_Given passage:_
======

Flexible Binary Format
Mar 5 2011 ยท Random
Another project I worked on a long time ago but never released. The goal of Flexible Binary Format was to create a file format and library for dealing with (tree) structured binary data (in the same vein of what XML does for textual data). This was a reaction both to the verbose and non-binary-friendly nature of XML and to the ugly chunk-based structuring done in many binary file formats.
The code for the C++ library is now up.
I’ll do a high-level, quick-and-dirty tutorial in this post to show how things work.
include FBF.h
#include "FBF.h"
Build a data tree
FlexibleBinaryFormat::DataTree dt;
FlexibleBinaryFormat::TreeBuilder dataTreeBuilder(&dt);
Attach a node to the data tree
dataTreeBuilder.AttachNode("root/vertex");
Make a vector of nodes and sub-nodes
dataTreeBuilder.AttachNode("root/vertex");
dataTreeBuilder.AttachNode("root/vertex");
dataTreeBuilder.AttachNode("root/vertex[0]/xyz");
dataTreeBuilder.AttachNode("root/vertex[1]/abc");
Note: We created 2 nodes on the same path (root/vertex). We access them individually using an index number within brackets.

======

_Given records:_
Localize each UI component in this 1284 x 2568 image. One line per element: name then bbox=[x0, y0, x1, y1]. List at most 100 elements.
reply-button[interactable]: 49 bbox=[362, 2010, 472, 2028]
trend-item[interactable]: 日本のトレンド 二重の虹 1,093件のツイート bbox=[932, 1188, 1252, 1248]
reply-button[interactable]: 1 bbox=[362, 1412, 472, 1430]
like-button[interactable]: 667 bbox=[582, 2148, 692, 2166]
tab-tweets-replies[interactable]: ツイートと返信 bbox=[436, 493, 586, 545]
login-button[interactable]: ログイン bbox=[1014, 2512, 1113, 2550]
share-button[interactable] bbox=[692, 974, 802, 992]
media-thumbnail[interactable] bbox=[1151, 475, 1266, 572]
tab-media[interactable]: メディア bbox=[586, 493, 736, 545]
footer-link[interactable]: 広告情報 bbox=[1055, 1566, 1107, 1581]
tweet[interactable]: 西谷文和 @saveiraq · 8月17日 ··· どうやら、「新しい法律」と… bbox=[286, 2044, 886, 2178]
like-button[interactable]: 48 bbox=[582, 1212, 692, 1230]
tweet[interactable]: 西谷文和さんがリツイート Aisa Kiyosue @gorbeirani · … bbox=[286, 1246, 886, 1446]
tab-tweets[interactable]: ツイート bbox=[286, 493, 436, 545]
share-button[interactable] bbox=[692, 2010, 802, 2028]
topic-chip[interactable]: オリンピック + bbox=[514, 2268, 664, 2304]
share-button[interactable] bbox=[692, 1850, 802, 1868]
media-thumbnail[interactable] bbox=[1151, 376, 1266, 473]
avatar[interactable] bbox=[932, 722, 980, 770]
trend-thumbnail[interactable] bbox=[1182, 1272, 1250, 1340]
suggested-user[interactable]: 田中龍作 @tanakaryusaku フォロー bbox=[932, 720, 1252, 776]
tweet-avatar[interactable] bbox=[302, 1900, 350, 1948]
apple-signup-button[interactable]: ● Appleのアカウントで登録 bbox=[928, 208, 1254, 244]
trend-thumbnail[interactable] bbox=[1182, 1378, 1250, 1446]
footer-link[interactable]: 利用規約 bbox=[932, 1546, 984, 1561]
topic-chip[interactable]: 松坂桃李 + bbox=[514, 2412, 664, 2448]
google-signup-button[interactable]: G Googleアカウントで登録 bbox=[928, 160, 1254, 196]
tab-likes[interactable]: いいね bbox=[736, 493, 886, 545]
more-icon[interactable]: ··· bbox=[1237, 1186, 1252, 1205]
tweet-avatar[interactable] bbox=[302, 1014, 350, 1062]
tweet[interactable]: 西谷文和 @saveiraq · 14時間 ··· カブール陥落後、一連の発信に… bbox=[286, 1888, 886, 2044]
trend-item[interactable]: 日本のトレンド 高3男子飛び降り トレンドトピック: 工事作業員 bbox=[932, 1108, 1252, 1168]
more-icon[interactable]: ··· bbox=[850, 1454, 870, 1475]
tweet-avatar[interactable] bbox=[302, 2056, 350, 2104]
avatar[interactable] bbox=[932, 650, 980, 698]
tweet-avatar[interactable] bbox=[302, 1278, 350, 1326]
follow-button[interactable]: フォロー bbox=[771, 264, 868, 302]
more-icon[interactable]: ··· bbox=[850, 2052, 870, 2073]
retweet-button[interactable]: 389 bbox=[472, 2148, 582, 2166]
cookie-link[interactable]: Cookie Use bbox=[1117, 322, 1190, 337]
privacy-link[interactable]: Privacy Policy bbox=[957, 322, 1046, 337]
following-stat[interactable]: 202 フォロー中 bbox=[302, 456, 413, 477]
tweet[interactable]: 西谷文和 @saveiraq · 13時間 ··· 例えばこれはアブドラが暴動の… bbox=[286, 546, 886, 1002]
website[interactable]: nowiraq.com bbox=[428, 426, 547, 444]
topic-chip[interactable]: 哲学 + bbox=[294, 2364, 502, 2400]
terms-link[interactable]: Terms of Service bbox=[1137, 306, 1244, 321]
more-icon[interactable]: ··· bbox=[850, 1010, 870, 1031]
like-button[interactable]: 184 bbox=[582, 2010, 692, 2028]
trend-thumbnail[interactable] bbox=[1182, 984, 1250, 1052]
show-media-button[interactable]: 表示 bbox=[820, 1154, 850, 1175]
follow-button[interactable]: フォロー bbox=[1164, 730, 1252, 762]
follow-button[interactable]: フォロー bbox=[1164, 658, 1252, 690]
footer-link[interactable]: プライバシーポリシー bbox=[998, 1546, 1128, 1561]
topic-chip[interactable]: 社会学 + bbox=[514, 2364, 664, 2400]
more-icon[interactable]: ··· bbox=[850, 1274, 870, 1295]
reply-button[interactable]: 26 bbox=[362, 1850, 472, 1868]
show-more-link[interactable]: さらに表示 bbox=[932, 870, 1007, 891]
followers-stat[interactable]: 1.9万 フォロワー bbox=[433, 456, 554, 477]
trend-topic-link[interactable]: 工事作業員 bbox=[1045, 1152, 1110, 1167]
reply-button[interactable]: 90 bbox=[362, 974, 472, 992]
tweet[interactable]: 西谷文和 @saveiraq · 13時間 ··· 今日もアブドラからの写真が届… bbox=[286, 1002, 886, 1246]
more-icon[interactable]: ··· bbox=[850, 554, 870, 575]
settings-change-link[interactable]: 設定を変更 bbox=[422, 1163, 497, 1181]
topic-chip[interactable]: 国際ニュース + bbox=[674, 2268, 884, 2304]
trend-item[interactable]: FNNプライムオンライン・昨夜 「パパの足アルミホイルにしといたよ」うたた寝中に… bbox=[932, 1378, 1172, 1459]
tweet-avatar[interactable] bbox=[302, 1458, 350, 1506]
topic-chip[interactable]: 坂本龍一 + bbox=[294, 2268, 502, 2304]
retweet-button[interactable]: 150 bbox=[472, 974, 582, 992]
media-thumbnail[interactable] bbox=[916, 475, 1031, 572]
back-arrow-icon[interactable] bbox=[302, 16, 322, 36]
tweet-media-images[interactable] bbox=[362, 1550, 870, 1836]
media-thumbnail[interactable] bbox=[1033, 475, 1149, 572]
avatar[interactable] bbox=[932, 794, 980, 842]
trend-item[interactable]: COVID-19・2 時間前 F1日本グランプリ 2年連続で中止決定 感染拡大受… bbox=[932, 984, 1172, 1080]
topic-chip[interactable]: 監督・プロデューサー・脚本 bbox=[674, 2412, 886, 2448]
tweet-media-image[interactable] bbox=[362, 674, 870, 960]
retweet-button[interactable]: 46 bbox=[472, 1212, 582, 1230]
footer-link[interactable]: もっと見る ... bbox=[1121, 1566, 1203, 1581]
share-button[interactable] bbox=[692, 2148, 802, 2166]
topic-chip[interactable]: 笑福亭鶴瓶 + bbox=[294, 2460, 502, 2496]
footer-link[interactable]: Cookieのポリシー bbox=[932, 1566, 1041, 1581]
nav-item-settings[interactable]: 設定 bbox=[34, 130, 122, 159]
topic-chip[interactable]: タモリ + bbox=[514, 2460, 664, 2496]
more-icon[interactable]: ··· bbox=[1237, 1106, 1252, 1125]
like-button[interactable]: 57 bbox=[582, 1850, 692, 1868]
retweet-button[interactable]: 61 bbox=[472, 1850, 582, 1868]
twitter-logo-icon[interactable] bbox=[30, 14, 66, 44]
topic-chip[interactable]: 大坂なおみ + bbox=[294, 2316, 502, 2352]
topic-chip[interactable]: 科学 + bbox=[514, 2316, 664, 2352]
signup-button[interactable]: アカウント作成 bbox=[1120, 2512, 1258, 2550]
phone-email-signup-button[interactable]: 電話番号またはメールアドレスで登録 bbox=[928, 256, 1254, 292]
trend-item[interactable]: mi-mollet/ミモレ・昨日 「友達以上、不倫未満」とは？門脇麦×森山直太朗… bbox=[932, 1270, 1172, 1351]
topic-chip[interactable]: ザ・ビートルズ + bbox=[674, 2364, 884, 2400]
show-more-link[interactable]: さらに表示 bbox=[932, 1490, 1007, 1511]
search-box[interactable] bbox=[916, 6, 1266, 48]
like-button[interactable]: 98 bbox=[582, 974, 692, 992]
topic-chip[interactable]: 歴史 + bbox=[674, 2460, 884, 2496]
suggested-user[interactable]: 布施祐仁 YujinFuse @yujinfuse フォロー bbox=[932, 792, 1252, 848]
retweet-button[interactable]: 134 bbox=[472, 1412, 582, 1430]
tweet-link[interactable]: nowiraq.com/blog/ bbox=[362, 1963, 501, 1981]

======

_Required tasks:_
1. In the post on Flexible Binary Format, how are the two nodes created on the same path accessed individually?
2. Extract the part of the post on Flexible Binary Format between "Build a data" and "number within brackets.", inclusive.

_Answer set:_
1. They are accessed using an index number within brackets.

2.
Build a data tree
FlexibleBinaryFormat::DataTree dt;
FlexibleBinaryFormat::TreeBuilder dataTreeBuilder(&dt);
Attach a node to the data tree
dataTreeBuilder.AttachNode("root/vertex");
Make a vector of nodes and sub-nodes
dataTreeBuilder.AttachNode("root/vertex");
dataTreeBuilder.AttachNode("root/vertex");
dataTreeBuilder.AttachNode("root/vertex[0]/xyz");
dataTreeBuilder.AttachNode("root/vertex[1]/abc");
Note: We created 2 nodes on the same path (root/vertex). We access them individually using an index number within brackets.